** WHAT YOU HAVE TO DO **
Lines containing the string "рухається" are to be counted; report the number and nothing more.

## BEGIN SUPPLIED RECORDS

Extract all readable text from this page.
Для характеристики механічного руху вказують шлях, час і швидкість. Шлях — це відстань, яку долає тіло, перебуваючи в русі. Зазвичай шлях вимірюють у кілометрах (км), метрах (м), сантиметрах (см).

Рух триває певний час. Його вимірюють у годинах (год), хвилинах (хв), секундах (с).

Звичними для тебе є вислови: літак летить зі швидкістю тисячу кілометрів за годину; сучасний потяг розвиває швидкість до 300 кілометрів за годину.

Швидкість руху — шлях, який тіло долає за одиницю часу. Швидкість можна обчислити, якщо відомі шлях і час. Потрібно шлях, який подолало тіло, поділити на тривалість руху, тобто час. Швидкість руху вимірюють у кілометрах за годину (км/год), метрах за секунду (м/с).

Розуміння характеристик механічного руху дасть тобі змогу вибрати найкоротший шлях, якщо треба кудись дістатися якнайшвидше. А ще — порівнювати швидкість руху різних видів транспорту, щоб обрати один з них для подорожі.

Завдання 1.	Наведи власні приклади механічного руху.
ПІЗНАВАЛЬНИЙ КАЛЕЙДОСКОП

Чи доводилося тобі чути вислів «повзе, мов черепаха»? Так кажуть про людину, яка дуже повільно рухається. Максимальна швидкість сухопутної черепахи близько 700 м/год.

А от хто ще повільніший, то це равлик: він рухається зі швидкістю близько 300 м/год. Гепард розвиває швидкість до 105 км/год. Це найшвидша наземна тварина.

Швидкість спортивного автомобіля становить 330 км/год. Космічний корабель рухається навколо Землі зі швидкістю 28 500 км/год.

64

## END SUPPLIED RECORDS

** REPLY TO THE TASK **
3